Extracted text start

However, you also get lines like this one in Romans 12:

“Do not be conformed to this world, but be transformed by the renewing of your minds, so that you may discern what is the will of God – what is good and acceptable and perfect.”

It sounds like there’s ‘the world’, or the physical realm, and we have to be ‘transformed’ towards the will of God in the spiritual or transcendent realm. Alternately, in 1 Corinthians 2, we get this:

“…we do speak wisdom, though it is not a wisdom of this age… But we speak God’s wisdom, secret and hidden.”

Again, there’s a sense of our earthly human wisdom as something limited and bound to this time and place, and God’s transcendent wisdom as something greater and purer and more true. Obviously God’s transcendent wisdom should be privileged over our earthly wisdom, but that’s not to say that we should privilege the transcendent realm over the earthly one, and it’s not to say that the physical realm is quote-unquote bad.

Extracted text end
Dataset records start

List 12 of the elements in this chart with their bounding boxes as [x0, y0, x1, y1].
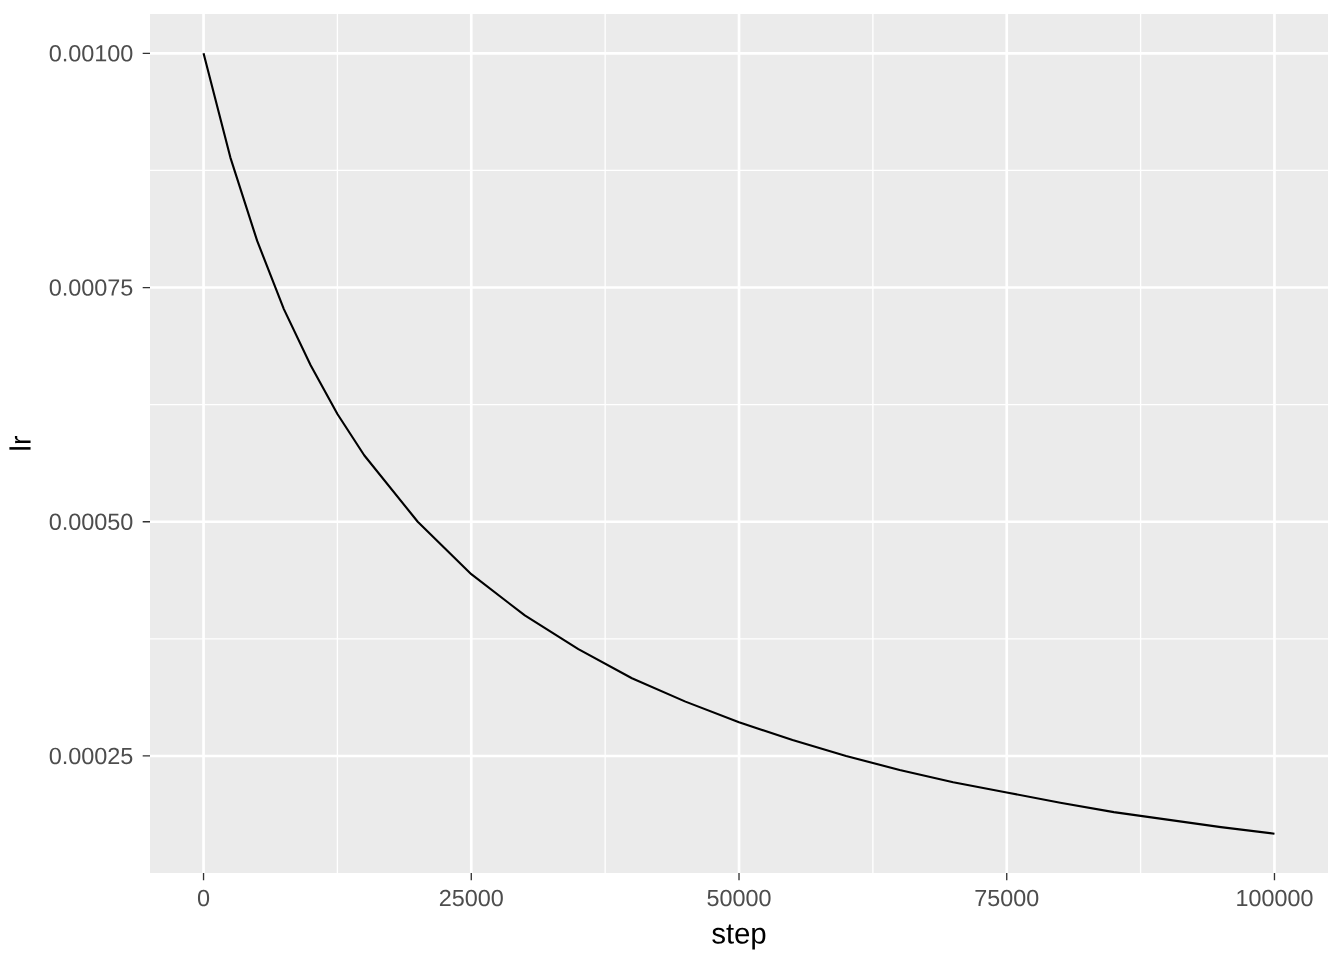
x-tick-label: 75000 [975, 889, 1039, 907]
x-axis-title: step [712, 924, 766, 950]
x-tick-label: 0 [197, 889, 210, 907]
x-tick-label: 100000 [1237, 889, 1313, 907]
y-tick-label: 0.00050 [49, 513, 133, 531]
x-tick-label: 25000 [439, 889, 503, 907]
y-axis-title: lr [9, 435, 31, 450]
y-tick-label: 0.00100 [49, 45, 133, 62]
y-tick-label: 0.00025 [49, 747, 133, 765]
y-tick-label: 0.00075 [49, 279, 133, 296]
line-series [202, 52, 1276, 835]
x-tick-label: 50000 [707, 889, 771, 907]
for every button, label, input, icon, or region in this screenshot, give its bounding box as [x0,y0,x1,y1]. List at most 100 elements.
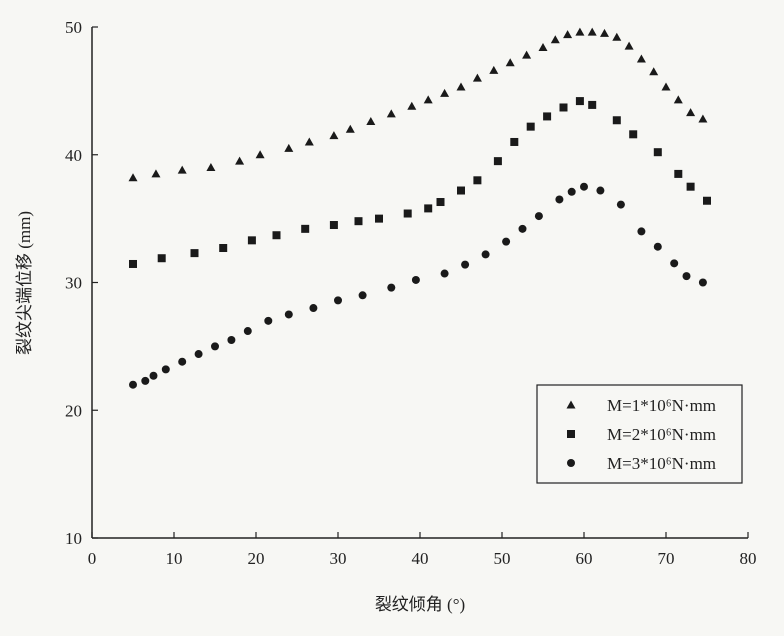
point [141,376,150,385]
point [674,169,683,178]
point [653,242,662,251]
x-tick-label: 0 [88,549,97,568]
point [151,169,161,178]
point [686,108,696,117]
point [510,137,519,146]
point [661,82,671,91]
point [612,32,622,41]
point [481,250,490,259]
point [461,260,470,269]
point [550,35,560,44]
point [653,148,662,157]
point [149,371,158,380]
point [522,50,532,59]
point [243,327,252,336]
point [190,249,199,258]
x-tick-label: 30 [330,549,347,568]
point [637,227,646,236]
point [423,95,433,104]
point [157,254,166,263]
point [580,182,588,191]
point [518,224,527,233]
point [194,350,203,359]
point [629,130,638,139]
point [366,117,376,126]
point [489,65,499,74]
point [555,195,564,204]
y-tick-label: 50 [65,18,82,37]
point [636,54,646,63]
point [177,165,187,174]
point [129,380,137,389]
legend-label: M=3*10⁶N·mm [607,454,716,473]
point [301,224,310,233]
point [612,116,621,125]
y-tick-label: 20 [65,401,82,420]
point [649,67,659,76]
point [358,291,367,300]
point [284,143,294,152]
point [345,124,355,133]
x-tick-label: 70 [658,549,675,568]
x-axis-label: 裂纹倾角 (°) [375,595,465,614]
point [587,27,597,36]
point [673,95,683,104]
point [161,365,170,374]
y-tick-label: 30 [65,274,82,293]
point [424,204,433,213]
point [567,187,576,196]
point [538,42,548,51]
point [575,97,584,106]
point [334,296,342,305]
point [505,58,515,67]
point [686,182,695,191]
legend-label: M=2*10⁶N·mm [607,425,716,444]
point [698,278,707,287]
point [575,27,585,36]
point [354,217,363,226]
point [588,100,597,109]
y-axis-label: 裂纹尖端位移 (mm) [15,211,34,355]
point [227,335,236,344]
point [600,28,609,37]
point [255,150,265,159]
point [703,196,711,205]
point [624,41,634,50]
point [264,316,273,325]
point [178,357,187,366]
point [375,214,383,223]
legend-marker [566,400,576,409]
point [304,137,314,146]
point [436,198,445,207]
point [386,109,396,118]
point [440,269,449,278]
point [387,283,396,292]
x-tick-label: 40 [412,549,429,568]
point [309,304,318,313]
point [456,82,466,91]
point [457,186,465,195]
point [272,231,281,240]
x-tick-label: 50 [494,549,511,568]
point [596,186,605,195]
point [128,173,138,182]
x-tick-label: 20 [248,549,265,568]
point [129,259,137,268]
point [206,163,216,172]
point [407,101,417,110]
point [219,244,228,253]
point [559,103,568,112]
point [526,122,535,131]
point [329,131,339,140]
point [211,342,219,351]
x-tick-label: 10 [166,549,183,568]
point [235,156,245,165]
legend-marker [567,430,575,438]
point [616,200,625,209]
x-tick-label: 80 [740,549,757,568]
point [473,176,482,185]
legend-marker [567,459,575,467]
point [698,114,708,123]
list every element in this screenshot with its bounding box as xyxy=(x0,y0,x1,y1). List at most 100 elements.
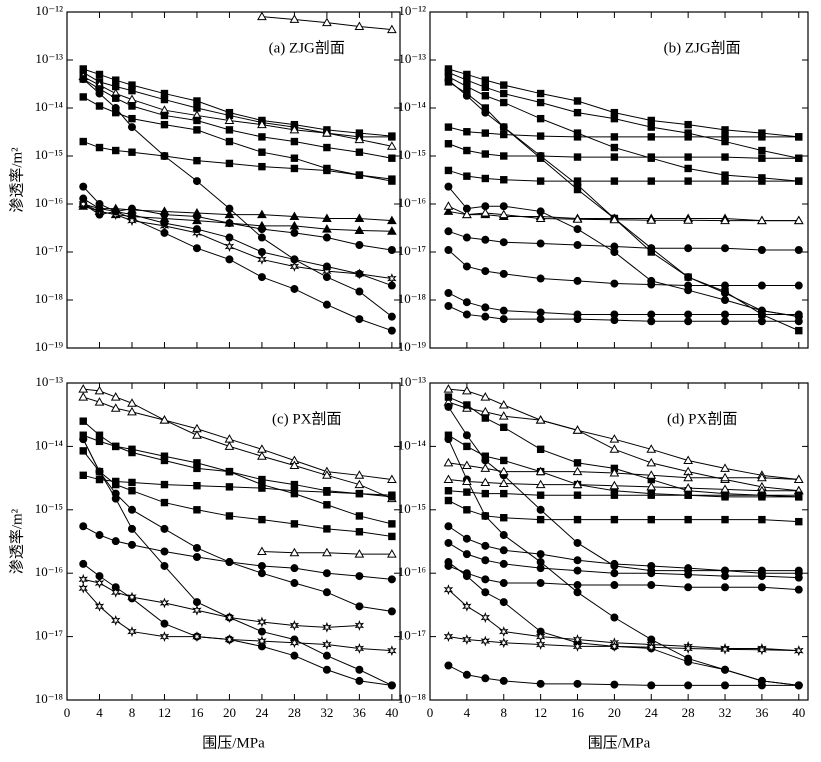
marker-square xyxy=(323,488,331,496)
marker-square xyxy=(193,459,201,467)
marker-triangle-open xyxy=(443,474,454,484)
series-line xyxy=(448,462,799,481)
marker-triangle xyxy=(443,206,454,215)
marker-circle xyxy=(573,315,582,324)
marker-circle xyxy=(127,524,136,533)
marker-circle xyxy=(444,246,453,255)
marker-circle xyxy=(192,598,201,607)
marker-square xyxy=(536,89,545,98)
marker-square xyxy=(481,76,490,84)
series-line xyxy=(82,563,392,686)
marker-circle xyxy=(481,556,490,565)
plot-frame xyxy=(429,11,809,349)
marker-triangle-open xyxy=(110,403,121,412)
marker-square xyxy=(463,488,471,496)
y-tick-label: 10⁻¹⁷ xyxy=(398,628,426,643)
y-axis-label: 渗透率/m² xyxy=(8,147,25,213)
marker-circle xyxy=(355,602,364,611)
marker-triangle-open xyxy=(443,457,454,467)
marker-star xyxy=(127,591,137,603)
panel-title: (b) ZJG剖面 xyxy=(664,39,741,56)
marker-square xyxy=(290,154,299,162)
marker-circle xyxy=(322,665,331,674)
x-tick-label: 0 xyxy=(64,705,71,720)
marker-square xyxy=(500,456,508,465)
marker-square xyxy=(647,177,655,185)
marker-triangle-open xyxy=(683,472,694,482)
marker-triangle-open xyxy=(462,460,472,469)
marker-square xyxy=(290,487,299,495)
y-tick-label: 10⁻¹² xyxy=(398,3,426,18)
marker-circle xyxy=(387,681,396,690)
marker-circle xyxy=(462,310,471,319)
marker-square xyxy=(225,483,234,491)
marker-star xyxy=(499,626,509,638)
marker-square xyxy=(463,82,471,91)
marker-circle xyxy=(499,315,508,324)
marker-square xyxy=(536,491,545,499)
marker-circle xyxy=(127,505,136,514)
plot-frame xyxy=(66,11,401,349)
marker-circle xyxy=(536,239,545,248)
marker-circle xyxy=(499,598,508,607)
x-tick-label: 0 xyxy=(427,705,434,720)
marker-square xyxy=(610,515,619,524)
series-line xyxy=(448,636,799,652)
x-tick-label: 8 xyxy=(501,705,508,720)
marker-circle xyxy=(481,588,490,597)
marker-triangle-open xyxy=(498,399,509,409)
marker-square xyxy=(225,137,234,146)
marker-star xyxy=(499,637,509,649)
marker-triangle-open xyxy=(480,477,491,486)
marker-triangle-open xyxy=(757,472,767,482)
marker-square xyxy=(573,491,582,499)
marker-triangle-open xyxy=(535,479,546,489)
marker-triangle-open xyxy=(354,479,365,489)
marker-square xyxy=(536,114,545,123)
marker-triangle-open xyxy=(94,385,105,395)
marker-square xyxy=(388,154,396,162)
marker-square xyxy=(355,512,364,520)
marker-triangle-open xyxy=(78,384,89,393)
marker-circle xyxy=(225,255,234,264)
marker-square xyxy=(536,445,545,454)
marker-square xyxy=(481,174,490,183)
marker-circle xyxy=(536,550,545,559)
marker-circle xyxy=(192,225,201,234)
series-line xyxy=(448,561,799,686)
marker-triangle xyxy=(322,224,332,233)
marker-circle xyxy=(79,435,88,444)
marker-circle xyxy=(647,280,656,289)
marker-square xyxy=(481,150,490,158)
marker-triangle-open xyxy=(480,207,491,217)
marker-star xyxy=(224,634,235,645)
marker-star xyxy=(322,621,332,633)
marker-circle xyxy=(257,225,266,234)
marker-triangle-open xyxy=(289,460,300,469)
marker-star xyxy=(794,645,804,657)
marker-circle xyxy=(127,210,136,219)
marker-circle xyxy=(95,204,104,213)
marker-circle xyxy=(721,296,730,304)
marker-triangle-open xyxy=(127,398,137,407)
marker-square xyxy=(795,177,803,185)
y-tick-label: 10⁻¹⁷ xyxy=(35,243,63,258)
marker-circle xyxy=(647,310,656,319)
series-line xyxy=(83,525,392,580)
marker-circle xyxy=(462,233,471,242)
marker-square xyxy=(388,491,396,499)
x-tick-label: 24 xyxy=(255,705,269,720)
marker-circle xyxy=(647,581,656,590)
marker-square xyxy=(128,114,136,123)
marker-triangle-open xyxy=(498,478,509,487)
marker-circle xyxy=(647,681,656,690)
marker-triangle-open xyxy=(462,385,472,395)
marker-square xyxy=(388,133,396,141)
marker-circle xyxy=(462,550,471,559)
marker-circle xyxy=(499,531,508,540)
marker-square xyxy=(323,143,331,152)
x-tick-label: 28 xyxy=(682,705,695,720)
marker-star xyxy=(462,634,472,645)
marker-square xyxy=(290,480,299,489)
marker-triangle-open xyxy=(609,480,620,490)
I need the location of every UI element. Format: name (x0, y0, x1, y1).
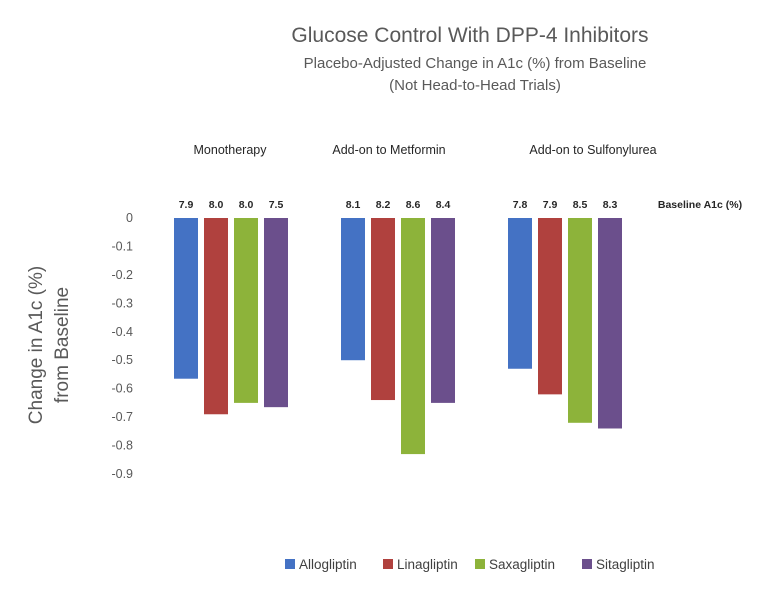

Dataset records end

Task set:
A. Retype the reflection on Romans and 1 Corinthians, starting with "It sounds like" and going on through "is quote-unquote bad.".
B. Sum up the reflection on Romans and 1 Corinthians in two sentences.
Work only from the reflection on Romans and 1 Corinthians.

Exercise results:
A.
It sounds like there’s ‘the world’, or the physical realm, and we have to be ‘transformed’ towards the will of God in the spiritual or transcendent realm. Alternately, in 1 Corinthians 2, we get this:

“…we do speak wisdom, though it is not a wisdom of this age… But we speak God’s wisdom, secret and hidden.”

Again, there’s a sense of our earthly human wisdom as something limited and bound to this time and place, and God’s transcendent wisdom as something greater and purer and more true. Obviously God’s transcendent wisdom should be privileged over our earthly wisdom, but that’s not to say that we should privilege the transcendent realm over the earthly one, and it’s not to say that the physical realm is quote-unquote bad.

B. Lines from Romans 12 and 1 Corinthians 2 seem to contrast the world and limited, earthly human wisdom with God's will and God's transcendent wisdom, which is greater, purer and more true. God's wisdom should be privileged over earthly wisdom, but that does not mean the transcendent realm should be privileged over the earthly one or that the physical realm is bad.